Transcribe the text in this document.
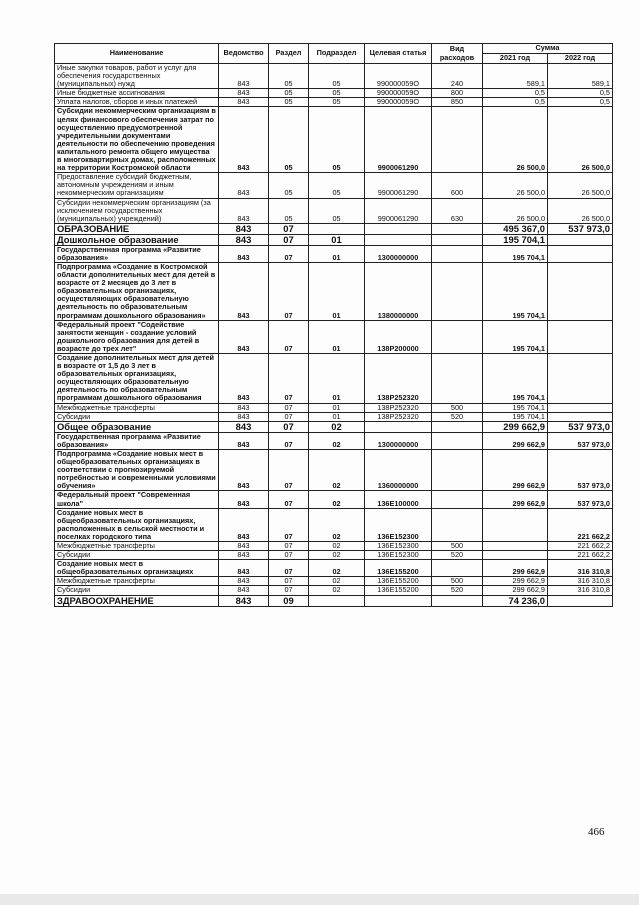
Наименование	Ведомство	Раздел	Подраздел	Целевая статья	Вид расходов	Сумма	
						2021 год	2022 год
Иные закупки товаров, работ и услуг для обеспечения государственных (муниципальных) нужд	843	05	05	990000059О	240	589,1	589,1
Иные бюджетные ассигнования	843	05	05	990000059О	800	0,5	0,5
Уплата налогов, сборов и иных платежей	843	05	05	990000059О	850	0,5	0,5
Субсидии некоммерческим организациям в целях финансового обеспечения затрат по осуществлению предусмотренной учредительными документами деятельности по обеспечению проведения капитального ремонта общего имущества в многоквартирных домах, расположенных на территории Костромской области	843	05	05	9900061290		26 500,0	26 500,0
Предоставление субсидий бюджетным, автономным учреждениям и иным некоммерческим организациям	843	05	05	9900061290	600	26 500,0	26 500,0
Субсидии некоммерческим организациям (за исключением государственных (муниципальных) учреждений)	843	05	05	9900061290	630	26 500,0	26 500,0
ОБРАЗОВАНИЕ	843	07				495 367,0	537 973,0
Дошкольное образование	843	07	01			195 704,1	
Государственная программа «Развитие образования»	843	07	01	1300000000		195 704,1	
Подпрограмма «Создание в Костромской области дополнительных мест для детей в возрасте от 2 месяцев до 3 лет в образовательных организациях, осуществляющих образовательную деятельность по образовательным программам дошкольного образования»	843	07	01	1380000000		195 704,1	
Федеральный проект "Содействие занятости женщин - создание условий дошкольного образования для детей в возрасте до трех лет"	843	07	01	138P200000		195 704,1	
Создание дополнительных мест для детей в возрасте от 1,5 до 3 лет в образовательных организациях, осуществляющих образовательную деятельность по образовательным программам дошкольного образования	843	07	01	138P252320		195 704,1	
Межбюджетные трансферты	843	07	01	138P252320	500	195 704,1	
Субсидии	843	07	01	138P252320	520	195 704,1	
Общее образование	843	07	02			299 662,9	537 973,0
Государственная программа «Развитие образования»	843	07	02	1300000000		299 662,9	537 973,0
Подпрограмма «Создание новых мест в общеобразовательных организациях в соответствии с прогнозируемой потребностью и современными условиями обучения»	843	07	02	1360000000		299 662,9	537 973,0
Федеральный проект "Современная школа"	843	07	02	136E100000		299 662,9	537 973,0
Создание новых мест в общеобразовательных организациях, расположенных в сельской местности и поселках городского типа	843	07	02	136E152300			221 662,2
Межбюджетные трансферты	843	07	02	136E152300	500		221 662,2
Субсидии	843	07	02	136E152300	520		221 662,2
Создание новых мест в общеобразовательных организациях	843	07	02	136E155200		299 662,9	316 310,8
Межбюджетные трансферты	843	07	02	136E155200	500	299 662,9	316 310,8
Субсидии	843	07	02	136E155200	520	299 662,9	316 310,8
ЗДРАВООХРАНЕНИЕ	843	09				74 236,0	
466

* * * * *

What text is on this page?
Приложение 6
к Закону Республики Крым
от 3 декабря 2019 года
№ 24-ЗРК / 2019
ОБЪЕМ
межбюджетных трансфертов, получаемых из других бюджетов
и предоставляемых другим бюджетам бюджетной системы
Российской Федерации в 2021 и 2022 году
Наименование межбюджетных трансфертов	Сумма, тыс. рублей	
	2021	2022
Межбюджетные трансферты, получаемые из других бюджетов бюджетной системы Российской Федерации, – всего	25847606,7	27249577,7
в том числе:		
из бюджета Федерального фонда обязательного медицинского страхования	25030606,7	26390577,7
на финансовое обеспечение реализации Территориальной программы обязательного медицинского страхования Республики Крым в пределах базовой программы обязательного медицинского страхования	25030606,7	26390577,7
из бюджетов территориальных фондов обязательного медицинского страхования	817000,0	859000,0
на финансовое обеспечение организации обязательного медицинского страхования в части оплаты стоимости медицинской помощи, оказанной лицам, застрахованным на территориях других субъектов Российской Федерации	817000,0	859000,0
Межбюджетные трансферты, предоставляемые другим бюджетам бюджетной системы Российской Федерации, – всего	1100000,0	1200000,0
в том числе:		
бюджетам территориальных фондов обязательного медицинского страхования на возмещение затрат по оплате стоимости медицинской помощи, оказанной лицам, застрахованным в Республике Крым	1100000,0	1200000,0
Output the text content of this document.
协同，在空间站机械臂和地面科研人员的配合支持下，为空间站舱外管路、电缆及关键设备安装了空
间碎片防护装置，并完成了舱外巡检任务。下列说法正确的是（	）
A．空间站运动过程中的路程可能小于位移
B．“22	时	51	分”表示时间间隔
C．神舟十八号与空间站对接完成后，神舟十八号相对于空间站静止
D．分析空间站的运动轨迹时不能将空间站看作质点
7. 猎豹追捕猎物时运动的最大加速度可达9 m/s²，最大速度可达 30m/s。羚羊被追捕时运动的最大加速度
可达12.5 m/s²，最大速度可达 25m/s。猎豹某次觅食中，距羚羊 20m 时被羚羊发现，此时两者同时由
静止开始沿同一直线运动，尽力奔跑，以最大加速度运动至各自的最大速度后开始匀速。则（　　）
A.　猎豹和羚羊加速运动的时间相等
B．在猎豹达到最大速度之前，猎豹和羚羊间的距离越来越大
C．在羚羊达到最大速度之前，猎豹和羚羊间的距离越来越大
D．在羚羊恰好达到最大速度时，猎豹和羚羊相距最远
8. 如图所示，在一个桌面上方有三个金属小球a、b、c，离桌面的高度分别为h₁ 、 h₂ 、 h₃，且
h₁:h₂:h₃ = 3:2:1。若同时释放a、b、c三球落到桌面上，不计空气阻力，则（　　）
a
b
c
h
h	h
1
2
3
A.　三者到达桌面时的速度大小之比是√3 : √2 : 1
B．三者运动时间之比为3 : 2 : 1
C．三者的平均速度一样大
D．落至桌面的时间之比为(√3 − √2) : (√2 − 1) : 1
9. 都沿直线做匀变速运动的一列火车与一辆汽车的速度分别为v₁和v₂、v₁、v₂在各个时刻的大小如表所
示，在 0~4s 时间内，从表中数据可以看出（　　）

* * * * *

= WHAT TO WORK ON =
Go through the records and copy each line with "Федеральный" in it.

= THE COMPLETED TASK =
Федеральный проект "Содействие занятости женщин - создание условий дошкольного образования для детей в возрасте до трех лет"	843	07	01	138P200000		195 704,1	
Федеральный проект "Современная школа"	843	07	02	136E100000		299 662,9	537 973,0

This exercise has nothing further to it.